● EXERCISE AIM:
Copy out every line of the records below word for word.

● DATA SHOWN:

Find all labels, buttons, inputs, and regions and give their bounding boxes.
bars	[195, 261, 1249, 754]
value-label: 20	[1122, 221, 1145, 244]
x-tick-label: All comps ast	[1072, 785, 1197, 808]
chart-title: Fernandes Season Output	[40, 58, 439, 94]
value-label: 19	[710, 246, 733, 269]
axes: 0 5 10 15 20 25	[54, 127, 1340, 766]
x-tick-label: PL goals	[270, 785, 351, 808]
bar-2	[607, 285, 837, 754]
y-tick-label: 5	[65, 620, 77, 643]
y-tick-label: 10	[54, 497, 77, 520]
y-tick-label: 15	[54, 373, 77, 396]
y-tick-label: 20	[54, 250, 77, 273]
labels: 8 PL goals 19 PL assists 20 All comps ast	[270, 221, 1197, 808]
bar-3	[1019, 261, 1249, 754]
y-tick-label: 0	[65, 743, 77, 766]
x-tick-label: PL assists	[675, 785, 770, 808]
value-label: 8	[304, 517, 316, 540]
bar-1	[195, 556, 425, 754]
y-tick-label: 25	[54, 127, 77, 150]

● TASK ANSWER:
Find all labels, buttons, inputs, and regions and give their bounding boxes.
bars	[195, 261, 1249, 754]
value-label: 20	[1122, 221, 1145, 244]
x-tick-label: All comps ast	[1072, 785, 1197, 808]
chart-title: Fernandes Season Output	[40, 58, 439, 94]
value-label: 19	[710, 246, 733, 269]
axes: 0 5 10 15 20 25	[54, 127, 1340, 766]
x-tick-label: PL goals	[270, 785, 351, 808]
bar-2	[607, 285, 837, 754]
y-tick-label: 5	[65, 620, 77, 643]
y-tick-label: 10	[54, 497, 77, 520]
y-tick-label: 15	[54, 373, 77, 396]
y-tick-label: 20	[54, 250, 77, 273]
labels: 8 PL goals 19 PL assists 20 All comps ast	[270, 221, 1197, 808]
bar-3	[1019, 261, 1249, 754]
y-tick-label: 0	[65, 743, 77, 766]
x-tick-label: PL assists	[675, 785, 770, 808]
value-label: 8	[304, 517, 316, 540]
bar-1	[195, 556, 425, 754]
y-tick-label: 25	[54, 127, 77, 150]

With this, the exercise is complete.